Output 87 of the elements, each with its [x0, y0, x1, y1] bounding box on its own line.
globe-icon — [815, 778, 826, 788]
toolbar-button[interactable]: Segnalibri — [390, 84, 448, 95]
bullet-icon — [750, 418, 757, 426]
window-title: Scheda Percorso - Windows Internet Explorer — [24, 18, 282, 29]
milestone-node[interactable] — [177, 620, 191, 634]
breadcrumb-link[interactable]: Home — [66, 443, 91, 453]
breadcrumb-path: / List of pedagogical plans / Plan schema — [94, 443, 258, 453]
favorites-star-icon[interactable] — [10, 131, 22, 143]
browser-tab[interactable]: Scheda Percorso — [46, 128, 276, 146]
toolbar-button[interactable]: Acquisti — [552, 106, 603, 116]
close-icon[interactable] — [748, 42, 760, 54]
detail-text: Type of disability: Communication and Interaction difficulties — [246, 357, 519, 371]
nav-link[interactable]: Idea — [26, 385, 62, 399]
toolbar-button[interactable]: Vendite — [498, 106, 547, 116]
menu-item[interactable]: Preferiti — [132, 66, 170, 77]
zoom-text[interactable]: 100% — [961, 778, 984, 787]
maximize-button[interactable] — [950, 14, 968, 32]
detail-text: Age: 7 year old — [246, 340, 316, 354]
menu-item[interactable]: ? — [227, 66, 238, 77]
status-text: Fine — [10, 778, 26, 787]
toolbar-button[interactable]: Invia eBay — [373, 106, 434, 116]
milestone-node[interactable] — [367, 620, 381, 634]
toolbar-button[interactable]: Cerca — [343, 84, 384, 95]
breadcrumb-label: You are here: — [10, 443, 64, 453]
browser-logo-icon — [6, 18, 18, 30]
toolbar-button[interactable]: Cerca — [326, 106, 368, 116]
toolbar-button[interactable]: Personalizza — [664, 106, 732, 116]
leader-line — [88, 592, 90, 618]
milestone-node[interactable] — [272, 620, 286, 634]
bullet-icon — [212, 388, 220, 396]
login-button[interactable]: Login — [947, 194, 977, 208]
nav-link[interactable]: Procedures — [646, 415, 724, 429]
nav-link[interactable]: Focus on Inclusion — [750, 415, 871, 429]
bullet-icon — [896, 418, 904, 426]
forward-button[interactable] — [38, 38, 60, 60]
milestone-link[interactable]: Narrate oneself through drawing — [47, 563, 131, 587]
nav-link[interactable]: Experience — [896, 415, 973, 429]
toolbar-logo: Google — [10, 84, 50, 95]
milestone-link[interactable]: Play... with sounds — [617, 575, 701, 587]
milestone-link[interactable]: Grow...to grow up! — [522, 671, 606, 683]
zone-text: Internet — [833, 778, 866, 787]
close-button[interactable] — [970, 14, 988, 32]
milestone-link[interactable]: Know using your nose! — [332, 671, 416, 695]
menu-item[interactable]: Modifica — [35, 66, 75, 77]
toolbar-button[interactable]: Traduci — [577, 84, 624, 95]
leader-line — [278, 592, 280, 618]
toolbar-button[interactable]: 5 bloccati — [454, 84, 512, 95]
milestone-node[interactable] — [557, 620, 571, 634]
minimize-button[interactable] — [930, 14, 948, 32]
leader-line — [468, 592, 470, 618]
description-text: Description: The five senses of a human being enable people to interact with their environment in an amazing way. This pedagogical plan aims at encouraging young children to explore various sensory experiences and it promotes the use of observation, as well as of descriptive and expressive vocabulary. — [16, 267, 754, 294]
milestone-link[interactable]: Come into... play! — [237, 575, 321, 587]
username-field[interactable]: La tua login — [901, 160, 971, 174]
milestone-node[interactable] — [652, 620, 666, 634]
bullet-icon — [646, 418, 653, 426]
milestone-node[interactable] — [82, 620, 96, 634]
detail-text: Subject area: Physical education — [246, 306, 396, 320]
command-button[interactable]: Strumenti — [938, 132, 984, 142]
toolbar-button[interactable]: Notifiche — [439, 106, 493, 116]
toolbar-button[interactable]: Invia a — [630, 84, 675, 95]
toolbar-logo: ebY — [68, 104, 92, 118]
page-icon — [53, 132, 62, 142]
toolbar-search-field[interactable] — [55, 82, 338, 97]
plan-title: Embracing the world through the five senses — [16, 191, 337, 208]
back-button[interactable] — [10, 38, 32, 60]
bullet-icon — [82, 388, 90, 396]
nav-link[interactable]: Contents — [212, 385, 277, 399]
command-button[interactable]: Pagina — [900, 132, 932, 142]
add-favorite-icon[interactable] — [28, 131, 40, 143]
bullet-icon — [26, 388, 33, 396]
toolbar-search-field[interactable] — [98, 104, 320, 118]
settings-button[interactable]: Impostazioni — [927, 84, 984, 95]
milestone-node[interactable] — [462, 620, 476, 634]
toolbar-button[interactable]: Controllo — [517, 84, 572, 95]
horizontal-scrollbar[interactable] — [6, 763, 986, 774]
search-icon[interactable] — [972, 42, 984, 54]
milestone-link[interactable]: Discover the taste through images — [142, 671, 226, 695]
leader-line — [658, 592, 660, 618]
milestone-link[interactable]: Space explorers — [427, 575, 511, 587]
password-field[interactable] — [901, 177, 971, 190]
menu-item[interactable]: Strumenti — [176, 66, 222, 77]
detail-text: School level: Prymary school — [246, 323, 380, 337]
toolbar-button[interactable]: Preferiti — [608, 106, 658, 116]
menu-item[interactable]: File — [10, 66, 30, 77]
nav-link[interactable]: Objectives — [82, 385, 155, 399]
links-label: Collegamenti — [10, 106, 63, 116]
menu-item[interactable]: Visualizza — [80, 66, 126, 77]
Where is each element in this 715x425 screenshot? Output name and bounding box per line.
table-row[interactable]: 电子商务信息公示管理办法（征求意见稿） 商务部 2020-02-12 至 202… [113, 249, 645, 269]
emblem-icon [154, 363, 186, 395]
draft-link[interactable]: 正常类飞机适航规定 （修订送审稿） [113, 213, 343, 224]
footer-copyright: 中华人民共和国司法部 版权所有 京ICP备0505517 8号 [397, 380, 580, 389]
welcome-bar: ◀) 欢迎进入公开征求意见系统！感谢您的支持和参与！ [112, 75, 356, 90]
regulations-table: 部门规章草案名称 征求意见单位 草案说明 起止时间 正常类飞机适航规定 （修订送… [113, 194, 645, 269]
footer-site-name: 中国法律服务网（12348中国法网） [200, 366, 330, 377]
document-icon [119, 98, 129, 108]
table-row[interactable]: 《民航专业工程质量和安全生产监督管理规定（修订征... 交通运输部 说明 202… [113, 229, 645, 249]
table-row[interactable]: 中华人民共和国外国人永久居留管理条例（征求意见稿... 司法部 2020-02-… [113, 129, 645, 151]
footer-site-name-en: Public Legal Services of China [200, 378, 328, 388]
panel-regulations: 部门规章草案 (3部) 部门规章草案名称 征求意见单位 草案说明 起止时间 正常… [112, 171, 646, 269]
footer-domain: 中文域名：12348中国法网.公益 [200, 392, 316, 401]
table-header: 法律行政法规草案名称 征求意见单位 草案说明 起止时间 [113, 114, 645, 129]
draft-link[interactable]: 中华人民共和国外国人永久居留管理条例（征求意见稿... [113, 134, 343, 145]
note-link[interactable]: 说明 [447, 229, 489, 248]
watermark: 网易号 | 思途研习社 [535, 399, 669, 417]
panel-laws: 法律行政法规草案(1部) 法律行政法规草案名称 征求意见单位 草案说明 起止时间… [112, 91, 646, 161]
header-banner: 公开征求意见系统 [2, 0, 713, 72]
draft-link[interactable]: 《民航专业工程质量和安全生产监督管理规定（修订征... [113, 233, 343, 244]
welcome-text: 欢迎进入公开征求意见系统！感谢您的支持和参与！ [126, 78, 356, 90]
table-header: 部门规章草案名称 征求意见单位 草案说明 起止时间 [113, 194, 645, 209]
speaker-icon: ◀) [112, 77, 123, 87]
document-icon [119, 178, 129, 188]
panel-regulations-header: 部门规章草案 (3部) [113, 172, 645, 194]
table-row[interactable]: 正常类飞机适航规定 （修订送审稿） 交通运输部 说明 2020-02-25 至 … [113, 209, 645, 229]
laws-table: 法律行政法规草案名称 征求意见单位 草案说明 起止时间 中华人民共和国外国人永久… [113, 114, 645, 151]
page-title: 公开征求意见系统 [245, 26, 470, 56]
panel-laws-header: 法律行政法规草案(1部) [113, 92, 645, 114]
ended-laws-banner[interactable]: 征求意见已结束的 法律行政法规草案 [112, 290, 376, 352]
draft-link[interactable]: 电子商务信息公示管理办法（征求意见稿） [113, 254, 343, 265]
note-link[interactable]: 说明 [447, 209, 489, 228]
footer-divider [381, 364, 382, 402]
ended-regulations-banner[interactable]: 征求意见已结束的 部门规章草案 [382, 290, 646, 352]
:::::
Copy out the items word for word, starting at the very first line and ending at the line that contains "toolbar-button[interactable]: Cerca — [343, 84, 384, 95]".

Output 87 of the elements, each with its [x0, y0, x1, y1] bounding box on its own line.
globe-icon — [815, 778, 826, 788]
toolbar-button[interactable]: Segnalibri — [390, 84, 448, 95]
bullet-icon — [750, 418, 757, 426]
window-title: Scheda Percorso - Windows Internet Explorer — [24, 18, 282, 29]
milestone-node[interactable] — [177, 620, 191, 634]
breadcrumb-link[interactable]: Home — [66, 443, 91, 453]
breadcrumb-path: / List of pedagogical plans / Plan schema — [94, 443, 258, 453]
favorites-star-icon[interactable] — [10, 131, 22, 143]
browser-tab[interactable]: Scheda Percorso — [46, 128, 276, 146]
toolbar-button[interactable]: Acquisti — [552, 106, 603, 116]
close-icon[interactable] — [748, 42, 760, 54]
detail-text: Type of disability: Communication and Interaction difficulties — [246, 357, 519, 371]
nav-link[interactable]: Idea — [26, 385, 62, 399]
toolbar-button[interactable]: Vendite — [498, 106, 547, 116]
menu-item[interactable]: Preferiti — [132, 66, 170, 77]
zoom-text[interactable]: 100% — [961, 778, 984, 787]
maximize-button[interactable] — [950, 14, 968, 32]
detail-text: Age: 7 year old — [246, 340, 316, 354]
menu-item[interactable]: ? — [227, 66, 238, 77]
status-text: Fine — [10, 778, 26, 787]
toolbar-button[interactable]: Invia eBay — [373, 106, 434, 116]
milestone-node[interactable] — [367, 620, 381, 634]
toolbar-button[interactable]: Cerca — [343, 84, 384, 95]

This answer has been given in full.